Goal of the exercise » Every line containing the word "Palem" needs to be found and copied.
*** Given records
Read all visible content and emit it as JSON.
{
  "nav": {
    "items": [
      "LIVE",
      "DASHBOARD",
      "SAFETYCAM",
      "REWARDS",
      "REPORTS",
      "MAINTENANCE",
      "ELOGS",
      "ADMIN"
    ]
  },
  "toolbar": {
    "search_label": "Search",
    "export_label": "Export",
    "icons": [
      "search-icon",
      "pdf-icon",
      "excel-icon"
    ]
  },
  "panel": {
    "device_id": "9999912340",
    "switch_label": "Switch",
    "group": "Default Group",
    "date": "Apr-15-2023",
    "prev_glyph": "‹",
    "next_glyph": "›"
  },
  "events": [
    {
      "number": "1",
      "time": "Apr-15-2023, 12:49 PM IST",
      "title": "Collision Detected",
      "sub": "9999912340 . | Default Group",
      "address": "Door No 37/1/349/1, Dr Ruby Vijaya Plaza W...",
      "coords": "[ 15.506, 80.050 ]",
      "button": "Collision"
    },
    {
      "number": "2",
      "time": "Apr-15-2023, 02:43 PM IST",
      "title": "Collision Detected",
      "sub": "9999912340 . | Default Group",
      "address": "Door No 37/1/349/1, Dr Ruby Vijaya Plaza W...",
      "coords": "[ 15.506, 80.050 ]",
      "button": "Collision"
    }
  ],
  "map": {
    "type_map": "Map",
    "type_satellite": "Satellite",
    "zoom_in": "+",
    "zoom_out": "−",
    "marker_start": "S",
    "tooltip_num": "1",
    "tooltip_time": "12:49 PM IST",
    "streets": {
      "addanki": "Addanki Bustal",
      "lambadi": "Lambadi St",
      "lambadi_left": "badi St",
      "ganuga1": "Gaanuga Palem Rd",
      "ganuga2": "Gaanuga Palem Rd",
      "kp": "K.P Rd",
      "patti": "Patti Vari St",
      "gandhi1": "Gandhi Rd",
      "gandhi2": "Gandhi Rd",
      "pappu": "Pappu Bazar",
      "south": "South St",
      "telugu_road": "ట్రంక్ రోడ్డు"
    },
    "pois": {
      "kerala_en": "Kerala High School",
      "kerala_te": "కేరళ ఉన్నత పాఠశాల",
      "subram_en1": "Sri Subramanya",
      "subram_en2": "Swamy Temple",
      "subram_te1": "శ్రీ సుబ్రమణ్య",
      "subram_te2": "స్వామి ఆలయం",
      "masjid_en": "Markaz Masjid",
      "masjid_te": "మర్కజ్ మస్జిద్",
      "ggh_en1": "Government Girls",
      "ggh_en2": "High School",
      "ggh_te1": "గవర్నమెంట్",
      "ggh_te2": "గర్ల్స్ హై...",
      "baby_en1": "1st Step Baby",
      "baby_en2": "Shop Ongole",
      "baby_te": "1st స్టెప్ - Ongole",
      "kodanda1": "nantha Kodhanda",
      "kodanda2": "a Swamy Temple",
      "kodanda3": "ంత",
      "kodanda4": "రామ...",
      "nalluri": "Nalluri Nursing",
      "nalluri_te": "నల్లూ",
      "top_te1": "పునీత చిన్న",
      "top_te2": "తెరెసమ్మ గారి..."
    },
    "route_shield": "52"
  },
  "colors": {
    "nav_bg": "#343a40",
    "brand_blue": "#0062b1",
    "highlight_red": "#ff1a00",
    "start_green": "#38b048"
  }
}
******
*** Given records
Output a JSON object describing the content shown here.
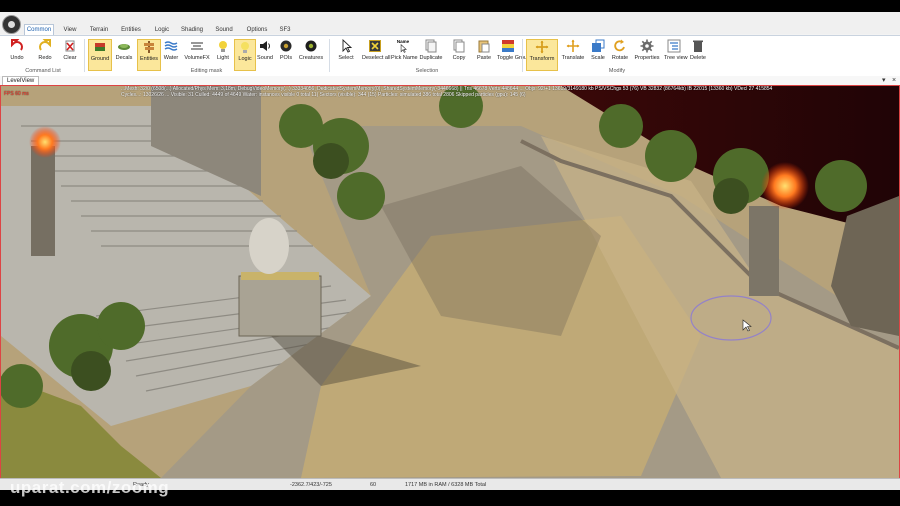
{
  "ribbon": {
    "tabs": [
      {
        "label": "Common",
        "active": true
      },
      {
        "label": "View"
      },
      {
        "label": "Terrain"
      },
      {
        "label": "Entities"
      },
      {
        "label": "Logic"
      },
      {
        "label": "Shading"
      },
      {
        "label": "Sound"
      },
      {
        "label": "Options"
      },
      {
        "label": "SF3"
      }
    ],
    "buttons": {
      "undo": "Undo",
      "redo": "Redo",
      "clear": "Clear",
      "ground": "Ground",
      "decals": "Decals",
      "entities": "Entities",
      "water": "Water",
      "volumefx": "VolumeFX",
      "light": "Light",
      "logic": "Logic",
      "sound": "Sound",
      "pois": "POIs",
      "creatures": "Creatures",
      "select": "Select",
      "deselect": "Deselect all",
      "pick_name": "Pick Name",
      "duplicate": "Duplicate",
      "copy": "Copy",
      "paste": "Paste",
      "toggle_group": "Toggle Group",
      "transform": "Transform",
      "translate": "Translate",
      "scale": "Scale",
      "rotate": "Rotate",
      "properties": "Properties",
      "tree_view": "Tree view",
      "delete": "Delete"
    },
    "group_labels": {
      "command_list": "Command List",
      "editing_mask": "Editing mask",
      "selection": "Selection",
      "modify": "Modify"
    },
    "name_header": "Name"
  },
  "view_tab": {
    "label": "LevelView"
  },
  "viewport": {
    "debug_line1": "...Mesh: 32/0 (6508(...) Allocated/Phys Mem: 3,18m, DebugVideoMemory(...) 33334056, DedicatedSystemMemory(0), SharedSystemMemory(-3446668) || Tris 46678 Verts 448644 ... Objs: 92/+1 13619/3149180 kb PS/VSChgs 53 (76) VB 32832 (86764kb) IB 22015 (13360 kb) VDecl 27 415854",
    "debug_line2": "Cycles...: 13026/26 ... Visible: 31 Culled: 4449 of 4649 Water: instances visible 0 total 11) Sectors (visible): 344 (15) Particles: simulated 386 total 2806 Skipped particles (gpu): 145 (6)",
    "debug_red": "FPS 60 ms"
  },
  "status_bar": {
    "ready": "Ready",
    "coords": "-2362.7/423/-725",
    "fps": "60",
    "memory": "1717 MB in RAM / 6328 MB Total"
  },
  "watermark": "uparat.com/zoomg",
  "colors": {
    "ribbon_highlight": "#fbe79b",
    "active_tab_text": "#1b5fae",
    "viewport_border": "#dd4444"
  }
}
******
*** Given records
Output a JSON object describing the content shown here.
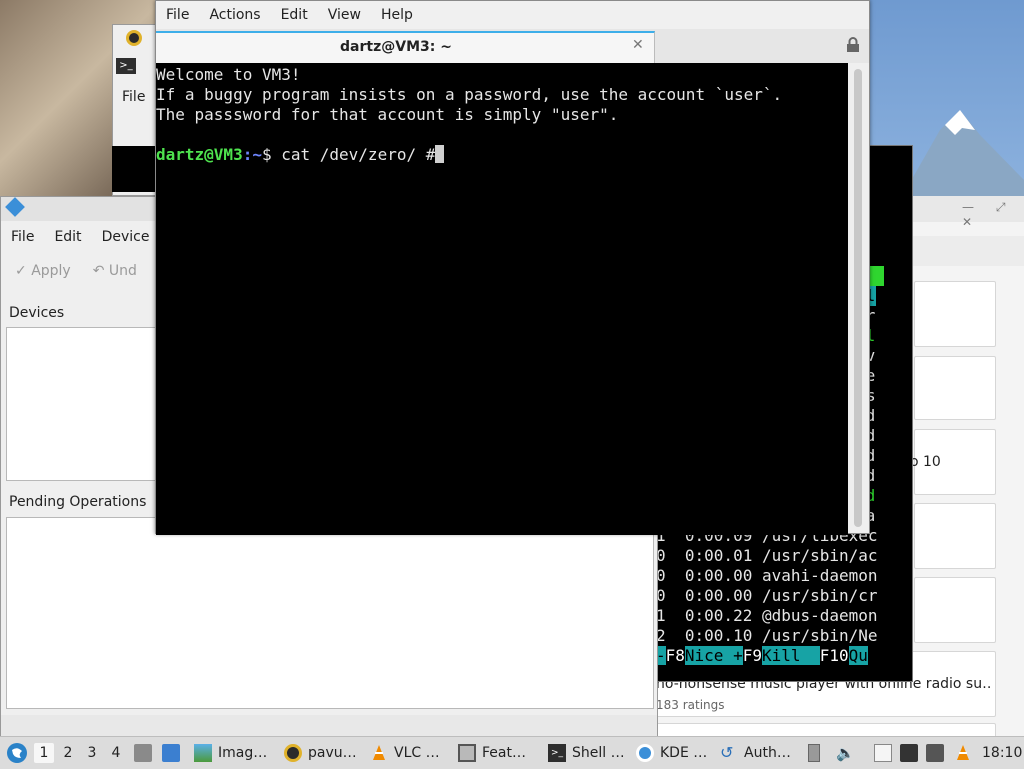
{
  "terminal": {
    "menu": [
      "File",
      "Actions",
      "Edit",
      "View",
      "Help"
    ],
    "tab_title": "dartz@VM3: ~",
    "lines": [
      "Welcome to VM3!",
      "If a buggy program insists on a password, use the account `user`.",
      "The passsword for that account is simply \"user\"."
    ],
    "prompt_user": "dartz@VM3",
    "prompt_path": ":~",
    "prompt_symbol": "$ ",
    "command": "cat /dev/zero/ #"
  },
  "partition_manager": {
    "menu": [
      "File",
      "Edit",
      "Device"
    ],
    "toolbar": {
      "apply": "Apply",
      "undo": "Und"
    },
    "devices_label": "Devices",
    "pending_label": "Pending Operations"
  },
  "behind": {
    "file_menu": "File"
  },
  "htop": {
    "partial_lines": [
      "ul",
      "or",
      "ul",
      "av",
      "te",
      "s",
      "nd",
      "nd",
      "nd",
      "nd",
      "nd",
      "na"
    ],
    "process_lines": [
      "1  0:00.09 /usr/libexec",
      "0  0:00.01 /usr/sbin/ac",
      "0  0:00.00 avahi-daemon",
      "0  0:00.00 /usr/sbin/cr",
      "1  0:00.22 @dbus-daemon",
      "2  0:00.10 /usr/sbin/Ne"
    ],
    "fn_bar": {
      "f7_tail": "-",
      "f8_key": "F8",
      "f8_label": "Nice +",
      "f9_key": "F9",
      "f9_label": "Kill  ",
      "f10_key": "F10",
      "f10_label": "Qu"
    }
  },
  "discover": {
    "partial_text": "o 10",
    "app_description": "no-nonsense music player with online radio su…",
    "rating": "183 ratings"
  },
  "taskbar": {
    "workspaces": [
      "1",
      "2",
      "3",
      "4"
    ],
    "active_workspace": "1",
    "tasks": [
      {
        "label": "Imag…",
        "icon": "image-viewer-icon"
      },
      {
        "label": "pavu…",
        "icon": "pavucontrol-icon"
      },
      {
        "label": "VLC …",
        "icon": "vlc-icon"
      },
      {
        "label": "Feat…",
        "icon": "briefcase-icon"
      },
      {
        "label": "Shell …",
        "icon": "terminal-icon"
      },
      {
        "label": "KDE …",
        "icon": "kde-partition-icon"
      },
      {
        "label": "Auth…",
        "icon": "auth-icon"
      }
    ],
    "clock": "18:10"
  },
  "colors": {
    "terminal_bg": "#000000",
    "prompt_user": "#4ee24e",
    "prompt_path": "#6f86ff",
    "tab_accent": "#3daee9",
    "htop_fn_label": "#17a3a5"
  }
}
******
Result of this task »
      "ganuga1": "Gaanuga Palem Rd",
      "ganuga2": "Gaanuga Palem Rd",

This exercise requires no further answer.